_TO BE DONE_:
Lines holding the string "JSON" are the ones to copy from this listing.

_MATERIAL PROVIDED_:

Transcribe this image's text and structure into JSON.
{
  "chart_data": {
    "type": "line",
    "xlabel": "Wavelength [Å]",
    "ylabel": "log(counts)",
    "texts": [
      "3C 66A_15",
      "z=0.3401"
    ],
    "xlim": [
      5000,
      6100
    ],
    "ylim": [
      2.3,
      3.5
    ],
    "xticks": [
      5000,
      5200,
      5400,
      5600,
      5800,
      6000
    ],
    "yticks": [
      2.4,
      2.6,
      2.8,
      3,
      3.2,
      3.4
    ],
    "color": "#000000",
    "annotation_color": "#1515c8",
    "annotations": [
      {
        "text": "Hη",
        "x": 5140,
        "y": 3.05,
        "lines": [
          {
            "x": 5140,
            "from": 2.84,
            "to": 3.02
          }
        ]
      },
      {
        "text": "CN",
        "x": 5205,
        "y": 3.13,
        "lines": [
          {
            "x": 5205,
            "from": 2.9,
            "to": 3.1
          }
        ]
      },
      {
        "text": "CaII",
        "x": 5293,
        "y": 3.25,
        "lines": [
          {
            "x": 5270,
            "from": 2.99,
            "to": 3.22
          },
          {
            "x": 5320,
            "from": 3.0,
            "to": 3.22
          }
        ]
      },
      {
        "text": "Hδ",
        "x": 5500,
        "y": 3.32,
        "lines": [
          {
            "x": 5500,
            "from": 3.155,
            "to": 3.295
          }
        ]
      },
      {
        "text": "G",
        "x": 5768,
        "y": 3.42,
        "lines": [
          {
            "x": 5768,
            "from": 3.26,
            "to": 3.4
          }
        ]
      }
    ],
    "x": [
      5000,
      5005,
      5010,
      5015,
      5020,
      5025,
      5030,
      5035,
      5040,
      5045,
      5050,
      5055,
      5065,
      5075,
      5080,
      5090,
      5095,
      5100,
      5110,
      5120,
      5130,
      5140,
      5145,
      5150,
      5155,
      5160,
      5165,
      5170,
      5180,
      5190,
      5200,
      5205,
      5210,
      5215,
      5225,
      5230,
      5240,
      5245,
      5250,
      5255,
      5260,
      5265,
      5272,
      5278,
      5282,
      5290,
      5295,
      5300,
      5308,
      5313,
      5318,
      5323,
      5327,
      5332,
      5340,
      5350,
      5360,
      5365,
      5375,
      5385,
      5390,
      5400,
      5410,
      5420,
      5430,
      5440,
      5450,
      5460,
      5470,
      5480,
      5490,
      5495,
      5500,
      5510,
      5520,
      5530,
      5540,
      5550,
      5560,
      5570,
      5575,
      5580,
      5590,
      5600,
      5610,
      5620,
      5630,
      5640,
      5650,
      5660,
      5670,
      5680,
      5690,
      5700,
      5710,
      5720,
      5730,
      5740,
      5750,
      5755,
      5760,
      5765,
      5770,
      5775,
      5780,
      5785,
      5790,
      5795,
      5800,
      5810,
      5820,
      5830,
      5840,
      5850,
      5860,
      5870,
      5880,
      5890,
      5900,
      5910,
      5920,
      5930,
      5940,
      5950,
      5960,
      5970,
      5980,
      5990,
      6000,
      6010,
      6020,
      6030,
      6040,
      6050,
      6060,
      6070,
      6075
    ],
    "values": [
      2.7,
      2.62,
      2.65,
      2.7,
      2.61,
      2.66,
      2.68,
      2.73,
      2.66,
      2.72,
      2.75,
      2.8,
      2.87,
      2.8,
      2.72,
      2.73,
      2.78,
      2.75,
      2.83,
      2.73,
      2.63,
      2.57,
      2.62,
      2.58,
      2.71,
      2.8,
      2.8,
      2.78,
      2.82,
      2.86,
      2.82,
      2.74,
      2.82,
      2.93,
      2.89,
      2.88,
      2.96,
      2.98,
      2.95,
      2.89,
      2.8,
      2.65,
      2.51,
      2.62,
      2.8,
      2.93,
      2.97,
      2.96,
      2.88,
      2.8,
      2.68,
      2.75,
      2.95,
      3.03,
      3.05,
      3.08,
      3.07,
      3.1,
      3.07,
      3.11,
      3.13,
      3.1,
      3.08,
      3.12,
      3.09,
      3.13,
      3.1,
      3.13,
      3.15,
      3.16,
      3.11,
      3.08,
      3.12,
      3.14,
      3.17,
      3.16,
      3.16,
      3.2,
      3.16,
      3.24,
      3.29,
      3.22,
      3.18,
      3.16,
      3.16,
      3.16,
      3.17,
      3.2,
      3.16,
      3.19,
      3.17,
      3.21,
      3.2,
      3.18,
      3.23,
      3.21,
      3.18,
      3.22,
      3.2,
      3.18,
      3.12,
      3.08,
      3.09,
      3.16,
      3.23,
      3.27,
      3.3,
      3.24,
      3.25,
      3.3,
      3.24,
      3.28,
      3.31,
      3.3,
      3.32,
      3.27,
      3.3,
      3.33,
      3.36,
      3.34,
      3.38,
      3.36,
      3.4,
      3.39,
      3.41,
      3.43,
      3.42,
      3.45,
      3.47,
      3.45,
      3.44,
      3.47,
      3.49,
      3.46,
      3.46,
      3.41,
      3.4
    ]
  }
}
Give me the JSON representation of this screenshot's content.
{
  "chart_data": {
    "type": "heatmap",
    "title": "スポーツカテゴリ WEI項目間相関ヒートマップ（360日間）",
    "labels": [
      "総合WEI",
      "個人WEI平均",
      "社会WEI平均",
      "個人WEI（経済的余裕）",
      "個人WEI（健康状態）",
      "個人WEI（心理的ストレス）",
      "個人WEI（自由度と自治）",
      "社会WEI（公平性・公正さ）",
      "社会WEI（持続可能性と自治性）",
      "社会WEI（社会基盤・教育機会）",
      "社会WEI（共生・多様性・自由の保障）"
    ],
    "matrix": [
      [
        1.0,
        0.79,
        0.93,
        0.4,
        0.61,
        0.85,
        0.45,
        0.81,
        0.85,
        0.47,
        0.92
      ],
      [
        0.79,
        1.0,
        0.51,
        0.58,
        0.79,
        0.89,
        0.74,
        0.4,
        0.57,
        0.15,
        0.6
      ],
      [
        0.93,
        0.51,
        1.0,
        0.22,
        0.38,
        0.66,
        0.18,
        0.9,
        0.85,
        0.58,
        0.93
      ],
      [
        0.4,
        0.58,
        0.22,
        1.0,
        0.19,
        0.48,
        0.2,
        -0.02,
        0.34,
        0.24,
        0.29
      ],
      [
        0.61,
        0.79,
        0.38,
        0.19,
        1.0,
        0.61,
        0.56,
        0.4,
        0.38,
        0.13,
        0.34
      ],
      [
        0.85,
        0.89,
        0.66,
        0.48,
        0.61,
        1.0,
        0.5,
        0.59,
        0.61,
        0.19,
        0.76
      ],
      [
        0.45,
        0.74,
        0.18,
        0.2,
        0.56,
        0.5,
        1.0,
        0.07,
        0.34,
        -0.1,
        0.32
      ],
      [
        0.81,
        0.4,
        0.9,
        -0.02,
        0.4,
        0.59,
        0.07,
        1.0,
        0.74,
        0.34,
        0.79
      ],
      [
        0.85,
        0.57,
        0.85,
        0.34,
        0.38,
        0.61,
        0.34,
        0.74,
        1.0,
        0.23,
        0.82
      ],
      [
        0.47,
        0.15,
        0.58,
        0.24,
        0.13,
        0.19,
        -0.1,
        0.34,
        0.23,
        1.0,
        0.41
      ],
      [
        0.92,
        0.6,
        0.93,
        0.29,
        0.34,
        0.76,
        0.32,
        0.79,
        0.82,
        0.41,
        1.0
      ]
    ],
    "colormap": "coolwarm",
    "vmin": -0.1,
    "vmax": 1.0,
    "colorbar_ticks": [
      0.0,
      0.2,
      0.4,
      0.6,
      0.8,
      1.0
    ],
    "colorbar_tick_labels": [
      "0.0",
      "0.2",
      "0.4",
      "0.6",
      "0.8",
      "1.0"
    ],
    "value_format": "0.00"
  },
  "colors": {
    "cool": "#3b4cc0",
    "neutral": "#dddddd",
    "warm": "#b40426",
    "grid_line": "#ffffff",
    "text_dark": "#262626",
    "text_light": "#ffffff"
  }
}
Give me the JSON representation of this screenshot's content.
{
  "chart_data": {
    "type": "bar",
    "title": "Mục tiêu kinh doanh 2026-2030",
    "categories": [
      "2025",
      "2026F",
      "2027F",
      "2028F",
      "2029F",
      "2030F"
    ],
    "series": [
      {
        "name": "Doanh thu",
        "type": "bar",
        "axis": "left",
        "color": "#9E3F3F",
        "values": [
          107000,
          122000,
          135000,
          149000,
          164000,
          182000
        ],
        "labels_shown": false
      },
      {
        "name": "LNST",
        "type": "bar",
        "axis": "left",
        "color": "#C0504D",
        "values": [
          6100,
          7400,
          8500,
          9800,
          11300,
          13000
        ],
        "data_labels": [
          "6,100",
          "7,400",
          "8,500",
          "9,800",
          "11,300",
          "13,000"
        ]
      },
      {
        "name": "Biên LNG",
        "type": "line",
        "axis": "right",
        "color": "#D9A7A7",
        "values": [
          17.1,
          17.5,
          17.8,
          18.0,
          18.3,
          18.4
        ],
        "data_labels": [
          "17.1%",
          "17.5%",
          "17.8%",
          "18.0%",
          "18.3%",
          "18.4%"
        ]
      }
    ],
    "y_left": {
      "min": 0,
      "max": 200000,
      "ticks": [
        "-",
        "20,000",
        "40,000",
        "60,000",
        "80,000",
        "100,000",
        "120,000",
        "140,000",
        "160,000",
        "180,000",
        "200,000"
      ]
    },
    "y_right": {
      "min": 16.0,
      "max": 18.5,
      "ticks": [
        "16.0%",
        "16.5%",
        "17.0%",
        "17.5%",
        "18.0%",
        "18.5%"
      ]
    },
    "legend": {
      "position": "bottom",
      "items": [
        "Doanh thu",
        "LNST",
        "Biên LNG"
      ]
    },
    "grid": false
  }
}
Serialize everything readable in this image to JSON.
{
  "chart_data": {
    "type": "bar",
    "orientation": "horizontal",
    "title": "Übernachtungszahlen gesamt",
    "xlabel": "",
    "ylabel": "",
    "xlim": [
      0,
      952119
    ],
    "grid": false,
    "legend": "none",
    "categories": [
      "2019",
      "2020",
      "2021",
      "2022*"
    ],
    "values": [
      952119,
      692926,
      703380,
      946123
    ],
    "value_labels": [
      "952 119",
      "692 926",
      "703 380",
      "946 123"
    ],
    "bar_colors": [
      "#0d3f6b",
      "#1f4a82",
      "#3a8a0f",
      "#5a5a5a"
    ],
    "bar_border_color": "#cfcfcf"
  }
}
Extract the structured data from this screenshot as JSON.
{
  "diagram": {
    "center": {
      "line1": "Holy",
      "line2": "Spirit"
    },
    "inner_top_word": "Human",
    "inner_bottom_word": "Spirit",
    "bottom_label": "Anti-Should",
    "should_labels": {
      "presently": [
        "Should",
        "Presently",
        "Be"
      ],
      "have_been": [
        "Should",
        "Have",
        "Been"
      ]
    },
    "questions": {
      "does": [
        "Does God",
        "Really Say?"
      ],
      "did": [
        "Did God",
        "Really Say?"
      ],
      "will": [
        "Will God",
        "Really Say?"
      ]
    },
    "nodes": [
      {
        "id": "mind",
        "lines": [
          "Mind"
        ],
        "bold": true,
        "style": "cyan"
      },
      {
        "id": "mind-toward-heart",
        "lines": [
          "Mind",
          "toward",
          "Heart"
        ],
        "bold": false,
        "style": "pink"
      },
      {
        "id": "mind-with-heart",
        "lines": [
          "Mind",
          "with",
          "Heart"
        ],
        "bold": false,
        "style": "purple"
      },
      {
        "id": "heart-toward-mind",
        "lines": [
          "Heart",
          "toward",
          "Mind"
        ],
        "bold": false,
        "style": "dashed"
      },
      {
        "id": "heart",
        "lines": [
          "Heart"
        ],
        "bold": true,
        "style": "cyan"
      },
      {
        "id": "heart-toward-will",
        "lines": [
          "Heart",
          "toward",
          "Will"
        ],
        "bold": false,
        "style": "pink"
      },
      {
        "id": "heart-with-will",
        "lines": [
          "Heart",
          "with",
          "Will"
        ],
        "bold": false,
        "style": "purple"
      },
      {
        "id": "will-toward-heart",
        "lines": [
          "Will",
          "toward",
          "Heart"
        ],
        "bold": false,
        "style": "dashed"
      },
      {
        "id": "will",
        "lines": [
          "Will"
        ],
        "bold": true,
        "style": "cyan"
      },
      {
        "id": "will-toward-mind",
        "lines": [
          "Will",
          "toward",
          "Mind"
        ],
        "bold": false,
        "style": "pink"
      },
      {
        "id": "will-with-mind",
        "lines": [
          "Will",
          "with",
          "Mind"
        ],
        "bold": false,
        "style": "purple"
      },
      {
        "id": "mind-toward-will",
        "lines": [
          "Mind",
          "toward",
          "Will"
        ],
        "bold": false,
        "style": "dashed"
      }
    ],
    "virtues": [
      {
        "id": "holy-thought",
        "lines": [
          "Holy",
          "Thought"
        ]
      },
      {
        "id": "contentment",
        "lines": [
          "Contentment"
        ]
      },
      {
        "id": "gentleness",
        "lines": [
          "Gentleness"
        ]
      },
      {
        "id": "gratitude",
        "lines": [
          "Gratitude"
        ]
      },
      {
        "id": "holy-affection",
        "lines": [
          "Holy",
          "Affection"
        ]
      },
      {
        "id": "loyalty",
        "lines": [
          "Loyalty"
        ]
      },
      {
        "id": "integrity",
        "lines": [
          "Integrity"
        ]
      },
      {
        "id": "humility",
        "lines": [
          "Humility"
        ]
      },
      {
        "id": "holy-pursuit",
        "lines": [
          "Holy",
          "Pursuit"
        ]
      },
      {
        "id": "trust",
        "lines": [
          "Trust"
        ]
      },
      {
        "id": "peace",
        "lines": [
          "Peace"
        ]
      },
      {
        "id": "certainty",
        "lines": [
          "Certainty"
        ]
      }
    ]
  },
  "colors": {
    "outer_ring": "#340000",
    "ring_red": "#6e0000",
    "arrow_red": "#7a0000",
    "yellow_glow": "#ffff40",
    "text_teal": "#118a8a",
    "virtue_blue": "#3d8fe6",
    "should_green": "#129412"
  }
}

_RIGHT ANSWER_:
Transcribe this image's text and structure into JSON.
Give me the JSON representation of this screenshot's content.
Give me the JSON representation of this screenshot's content.
Serialize everything readable in this image to JSON.
Extract the structured data from this screenshot as JSON.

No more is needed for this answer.